**Aim of the exercise**
For every line in the data below that contains "document", copy the line.

**Dataset content**
--------

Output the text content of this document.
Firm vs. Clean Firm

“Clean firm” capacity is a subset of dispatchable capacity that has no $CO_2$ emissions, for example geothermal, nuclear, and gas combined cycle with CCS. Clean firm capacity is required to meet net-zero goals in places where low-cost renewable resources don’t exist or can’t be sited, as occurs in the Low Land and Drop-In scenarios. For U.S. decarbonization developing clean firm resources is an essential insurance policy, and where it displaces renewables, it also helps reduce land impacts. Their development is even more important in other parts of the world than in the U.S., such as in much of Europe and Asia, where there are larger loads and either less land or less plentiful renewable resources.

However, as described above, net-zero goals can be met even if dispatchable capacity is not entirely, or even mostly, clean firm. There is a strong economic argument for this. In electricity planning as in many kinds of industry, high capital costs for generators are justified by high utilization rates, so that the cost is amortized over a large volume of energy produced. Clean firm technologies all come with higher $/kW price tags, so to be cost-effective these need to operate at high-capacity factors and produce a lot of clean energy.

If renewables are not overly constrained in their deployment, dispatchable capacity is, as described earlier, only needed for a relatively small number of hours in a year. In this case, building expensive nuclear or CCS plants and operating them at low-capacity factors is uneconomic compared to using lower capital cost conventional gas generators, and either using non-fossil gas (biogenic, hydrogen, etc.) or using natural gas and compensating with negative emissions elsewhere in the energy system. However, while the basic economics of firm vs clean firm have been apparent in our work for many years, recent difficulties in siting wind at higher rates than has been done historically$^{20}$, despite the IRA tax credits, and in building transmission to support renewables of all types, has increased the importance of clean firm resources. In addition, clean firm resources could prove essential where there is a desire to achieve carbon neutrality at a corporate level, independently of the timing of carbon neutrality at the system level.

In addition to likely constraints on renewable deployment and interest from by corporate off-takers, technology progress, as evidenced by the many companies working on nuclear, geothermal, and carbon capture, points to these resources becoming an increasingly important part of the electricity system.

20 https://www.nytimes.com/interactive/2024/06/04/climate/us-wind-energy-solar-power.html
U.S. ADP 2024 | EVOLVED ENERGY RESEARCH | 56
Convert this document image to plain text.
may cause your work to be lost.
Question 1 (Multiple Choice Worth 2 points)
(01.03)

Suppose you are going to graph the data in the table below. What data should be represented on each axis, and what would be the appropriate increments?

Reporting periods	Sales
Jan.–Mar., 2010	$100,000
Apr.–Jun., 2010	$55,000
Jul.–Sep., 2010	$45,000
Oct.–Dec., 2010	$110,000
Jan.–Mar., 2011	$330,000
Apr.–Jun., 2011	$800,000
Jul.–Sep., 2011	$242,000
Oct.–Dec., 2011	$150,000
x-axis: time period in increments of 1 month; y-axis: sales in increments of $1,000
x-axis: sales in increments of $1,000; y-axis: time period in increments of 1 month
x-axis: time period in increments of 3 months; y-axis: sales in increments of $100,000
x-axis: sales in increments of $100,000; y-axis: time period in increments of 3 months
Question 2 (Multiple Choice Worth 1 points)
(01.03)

--------

**Task answer**
Output the text content of this document.
Convert this document image to plain text.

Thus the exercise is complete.